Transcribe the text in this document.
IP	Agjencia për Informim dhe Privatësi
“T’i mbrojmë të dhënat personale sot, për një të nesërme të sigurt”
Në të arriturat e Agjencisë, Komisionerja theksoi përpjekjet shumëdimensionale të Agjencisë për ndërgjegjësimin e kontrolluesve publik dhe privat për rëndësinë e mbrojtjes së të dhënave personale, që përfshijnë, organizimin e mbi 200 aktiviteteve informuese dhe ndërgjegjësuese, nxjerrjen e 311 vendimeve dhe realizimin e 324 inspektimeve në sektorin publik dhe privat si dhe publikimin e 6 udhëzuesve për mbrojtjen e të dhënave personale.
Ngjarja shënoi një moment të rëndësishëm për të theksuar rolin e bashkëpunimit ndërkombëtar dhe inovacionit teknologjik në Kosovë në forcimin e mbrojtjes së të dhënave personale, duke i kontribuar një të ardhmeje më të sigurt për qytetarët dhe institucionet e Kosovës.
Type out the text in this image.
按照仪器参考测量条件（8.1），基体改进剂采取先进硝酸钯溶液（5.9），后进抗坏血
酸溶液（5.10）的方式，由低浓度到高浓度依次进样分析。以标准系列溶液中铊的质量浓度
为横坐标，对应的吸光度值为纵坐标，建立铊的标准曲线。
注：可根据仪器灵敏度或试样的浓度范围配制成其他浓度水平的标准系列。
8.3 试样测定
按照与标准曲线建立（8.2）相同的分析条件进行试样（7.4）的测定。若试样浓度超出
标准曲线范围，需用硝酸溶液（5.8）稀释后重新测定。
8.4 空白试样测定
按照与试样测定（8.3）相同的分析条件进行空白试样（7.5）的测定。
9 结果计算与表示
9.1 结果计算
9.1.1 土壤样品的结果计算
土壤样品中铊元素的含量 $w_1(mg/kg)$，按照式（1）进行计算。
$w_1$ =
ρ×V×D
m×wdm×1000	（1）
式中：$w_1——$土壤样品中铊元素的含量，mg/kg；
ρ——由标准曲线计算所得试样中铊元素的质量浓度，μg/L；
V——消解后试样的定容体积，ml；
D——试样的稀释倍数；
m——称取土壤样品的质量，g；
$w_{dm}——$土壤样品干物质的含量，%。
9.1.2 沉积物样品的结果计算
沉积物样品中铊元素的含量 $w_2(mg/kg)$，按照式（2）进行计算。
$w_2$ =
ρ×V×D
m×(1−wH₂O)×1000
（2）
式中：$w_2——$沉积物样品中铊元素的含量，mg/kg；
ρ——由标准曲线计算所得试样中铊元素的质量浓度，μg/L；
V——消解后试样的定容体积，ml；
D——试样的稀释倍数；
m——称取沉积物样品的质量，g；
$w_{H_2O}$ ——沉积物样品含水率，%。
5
○ ○ ○ ○
### Task requirements
Nothing in the data may differ; print all of it exactly as written.

### Response to this task
Transcribe the text in this document.
IP	Agjencia për Informim dhe Privatësi
“T’i mbrojmë të dhënat personale sot, për një të nesërme të sigurt”
Në të arriturat e Agjencisë, Komisionerja theksoi përpjekjet shumëdimensionale të Agjencisë për ndërgjegjësimin e kontrolluesve publik dhe privat për rëndësinë e mbrojtjes së të dhënave personale, që përfshijnë, organizimin e mbi 200 aktiviteteve informuese dhe ndërgjegjësuese, nxjerrjen e 311 vendimeve dhe realizimin e 324 inspektimeve në sektorin publik dhe privat si dhe publikimin e 6 udhëzuesve për mbrojtjen e të dhënave personale.
Ngjarja shënoi një moment të rëndësishëm për të theksuar rolin e bashkëpunimit ndërkombëtar dhe inovacionit teknologjik në Kosovë në forcimin e mbrojtjes së të dhënave personale, duke i kontribuar një të ardhmeje më të sigurt për qytetarët dhe institucionet e Kosovës.
Type out the text in this image.
按照仪器参考测量条件（8.1），基体改进剂采取先进硝酸钯溶液（5.9），后进抗坏血
酸溶液（5.10）的方式，由低浓度到高浓度依次进样分析。以标准系列溶液中铊的质量浓度
为横坐标，对应的吸光度值为纵坐标，建立铊的标准曲线。
注：可根据仪器灵敏度或试样的浓度范围配制成其他浓度水平的标准系列。
8.3 试样测定
按照与标准曲线建立（8.2）相同的分析条件进行试样（7.4）的测定。若试样浓度超出
标准曲线范围，需用硝酸溶液（5.8）稀释后重新测定。
8.4 空白试样测定
按照与试样测定（8.3）相同的分析条件进行空白试样（7.5）的测定。
9 结果计算与表示
9.1 结果计算
9.1.1 土壤样品的结果计算
土壤样品中铊元素的含量 $w_1(mg/kg)$，按照式（1）进行计算。
$w_1$ =
ρ×V×D
m×wdm×1000	（1）
式中：$w_1——$土壤样品中铊元素的含量，mg/kg；
ρ——由标准曲线计算所得试样中铊元素的质量浓度，μg/L；
V——消解后试样的定容体积，ml；
D——试样的稀释倍数；
m——称取土壤样品的质量，g；
$w_{dm}——$土壤样品干物质的含量，%。
9.1.2 沉积物样品的结果计算
沉积物样品中铊元素的含量 $w_2(mg/kg)$，按照式（2）进行计算。
$w_2$ =
ρ×V×D
m×(1−wH₂O)×1000
（2）
式中：$w_2——$沉积物样品中铊元素的含量，mg/kg；
ρ——由标准曲线计算所得试样中铊元素的质量浓度，μg/L；
V——消解后试样的定容体积，ml；
D——试样的稀释倍数；
m——称取沉积物样品的质量，g；
$w_{H_2O}$ ——沉积物样品含水率，%。
5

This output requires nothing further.